[Written problem]
Skip the images and return the records below exactly.
::: Exercise data
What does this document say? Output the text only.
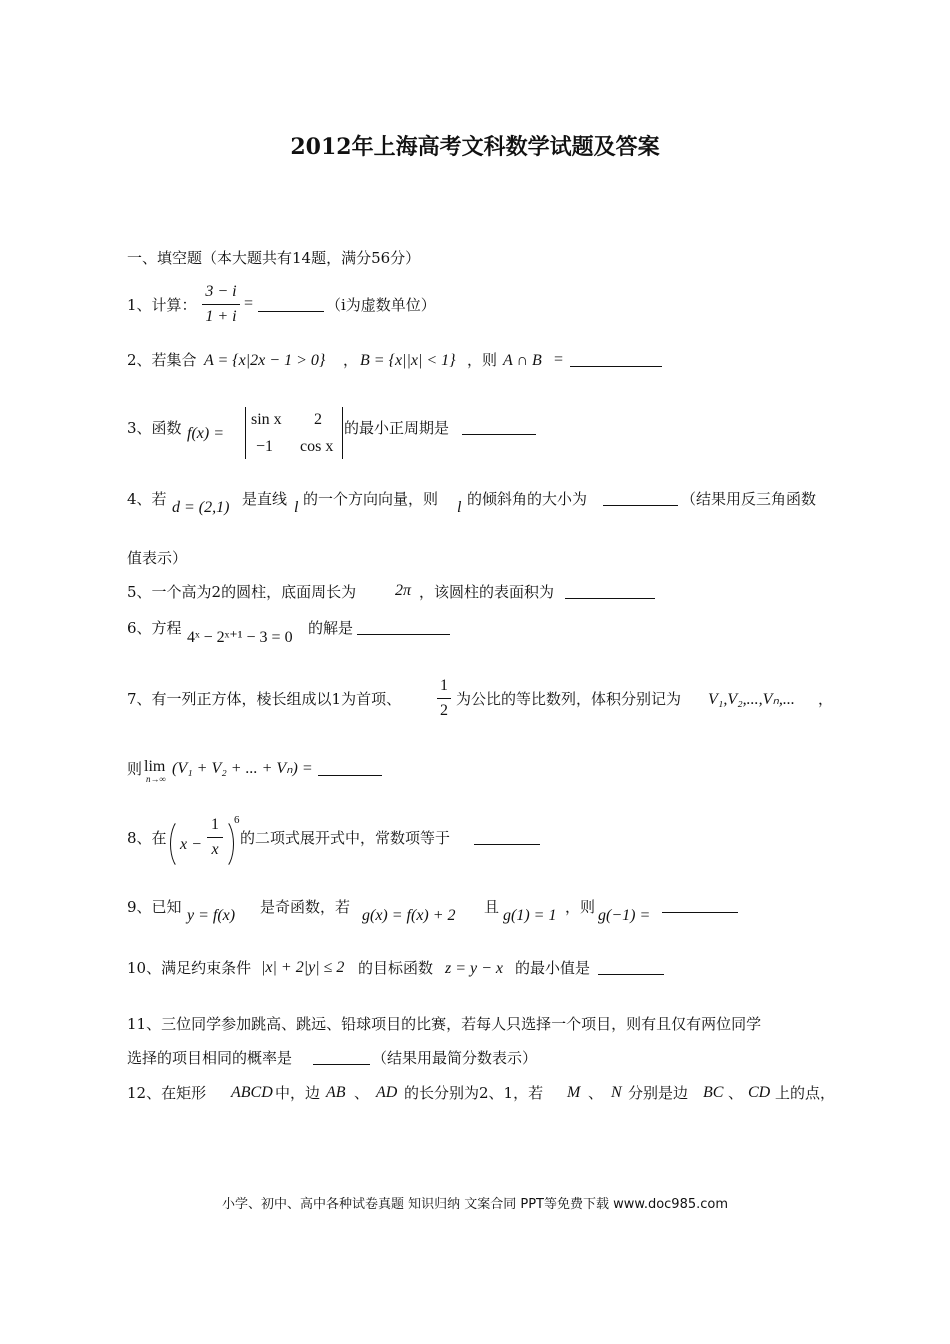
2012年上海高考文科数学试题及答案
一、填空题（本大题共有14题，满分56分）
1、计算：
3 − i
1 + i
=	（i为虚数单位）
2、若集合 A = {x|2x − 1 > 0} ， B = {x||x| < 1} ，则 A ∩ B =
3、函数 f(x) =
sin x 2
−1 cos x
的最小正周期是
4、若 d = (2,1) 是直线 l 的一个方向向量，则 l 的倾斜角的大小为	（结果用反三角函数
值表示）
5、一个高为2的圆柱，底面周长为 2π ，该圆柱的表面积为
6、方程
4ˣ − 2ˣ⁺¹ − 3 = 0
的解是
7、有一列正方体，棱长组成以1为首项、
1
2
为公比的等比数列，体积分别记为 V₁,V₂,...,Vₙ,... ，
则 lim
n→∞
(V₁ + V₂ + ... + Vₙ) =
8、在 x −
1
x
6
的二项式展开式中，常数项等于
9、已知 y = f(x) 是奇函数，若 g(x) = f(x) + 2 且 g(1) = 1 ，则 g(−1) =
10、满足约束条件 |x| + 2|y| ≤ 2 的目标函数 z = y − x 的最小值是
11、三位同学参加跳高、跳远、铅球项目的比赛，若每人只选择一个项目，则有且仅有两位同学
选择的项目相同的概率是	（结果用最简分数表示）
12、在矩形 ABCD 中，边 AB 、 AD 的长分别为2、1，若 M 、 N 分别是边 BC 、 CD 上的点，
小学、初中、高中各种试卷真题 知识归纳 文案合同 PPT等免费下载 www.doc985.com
::::::
[Written answer]
What does this document say? Output the text only.
2012年上海高考文科数学试题及答案
一、填空题（本大题共有14题，满分56分）
1、计算：
3 − i
1 + i
=	（i为虚数单位）
2、若集合 A = {x|2x − 1 > 0} ， B = {x||x| < 1} ，则 A ∩ B =
3、函数 f(x) =
sin x 2
−1 cos x
的最小正周期是
4、若 d = (2,1) 是直线 l 的一个方向向量，则 l 的倾斜角的大小为	（结果用反三角函数
值表示）
5、一个高为2的圆柱，底面周长为 2π ，该圆柱的表面积为
6、方程
4ˣ − 2ˣ⁺¹ − 3 = 0
的解是
7、有一列正方体，棱长组成以1为首项、
1
2
为公比的等比数列，体积分别记为 V₁,V₂,...,Vₙ,... ，
则 lim
n→∞
(V₁ + V₂ + ... + Vₙ) =
8、在 x −
1
x
6
的二项式展开式中，常数项等于
9、已知 y = f(x) 是奇函数，若 g(x) = f(x) + 2 且 g(1) = 1 ，则 g(−1) =
10、满足约束条件 |x| + 2|y| ≤ 2 的目标函数 z = y − x 的最小值是
11、三位同学参加跳高、跳远、铅球项目的比赛，若每人只选择一个项目，则有且仅有两位同学
选择的项目相同的概率是	（结果用最简分数表示）
12、在矩形 ABCD 中，边 AB 、 AD 的长分别为2、1，若 M 、 N 分别是边 BC 、 CD 上的点，
小学、初中、高中各种试卷真题 知识归纳 文案合同 PPT等免费下载 www.doc985.com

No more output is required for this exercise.